Task instructions:
Make an exact copy of the entries below.

═════ Record extracts

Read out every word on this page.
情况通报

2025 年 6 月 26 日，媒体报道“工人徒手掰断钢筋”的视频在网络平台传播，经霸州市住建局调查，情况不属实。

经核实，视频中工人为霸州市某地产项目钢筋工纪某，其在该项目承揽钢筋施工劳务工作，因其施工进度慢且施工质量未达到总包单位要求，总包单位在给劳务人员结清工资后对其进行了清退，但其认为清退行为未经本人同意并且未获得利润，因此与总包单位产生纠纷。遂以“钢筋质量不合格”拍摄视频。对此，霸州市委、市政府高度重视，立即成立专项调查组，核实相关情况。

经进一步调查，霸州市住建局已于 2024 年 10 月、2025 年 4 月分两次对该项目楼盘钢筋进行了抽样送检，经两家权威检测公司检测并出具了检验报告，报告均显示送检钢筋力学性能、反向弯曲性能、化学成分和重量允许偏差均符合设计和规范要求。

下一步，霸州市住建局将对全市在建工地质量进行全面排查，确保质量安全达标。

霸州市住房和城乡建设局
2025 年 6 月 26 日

══════════

Exercise result:
Read out every word on this page.
情况通报

2025 年 6 月 26 日，媒体报道“工人徒手掰断钢筋”的视频在网络平台传播，经霸州市住建局调查，情况不属实。

经核实，视频中工人为霸州市某地产项目钢筋工纪某，其在该项目承揽钢筋施工劳务工作，因其施工进度慢且施工质量未达到总包单位要求，总包单位在给劳务人员结清工资后对其进行了清退，但其认为清退行为未经本人同意并且未获得利润，因此与总包单位产生纠纷。遂以“钢筋质量不合格”拍摄视频。对此，霸州市委、市政府高度重视，立即成立专项调查组，核实相关情况。

经进一步调查，霸州市住建局已于 2024 年 10 月、2025 年 4 月分两次对该项目楼盘钢筋进行了抽样送检，经两家权威检测公司检测并出具了检验报告，报告均显示送检钢筋力学性能、反向弯曲性能、化学成分和重量允许偏差均符合设计和规范要求。

下一步，霸州市住建局将对全市在建工地质量进行全面排查，确保质量安全达标。

霸州市住房和城乡建设局
2025 年 6 月 26 日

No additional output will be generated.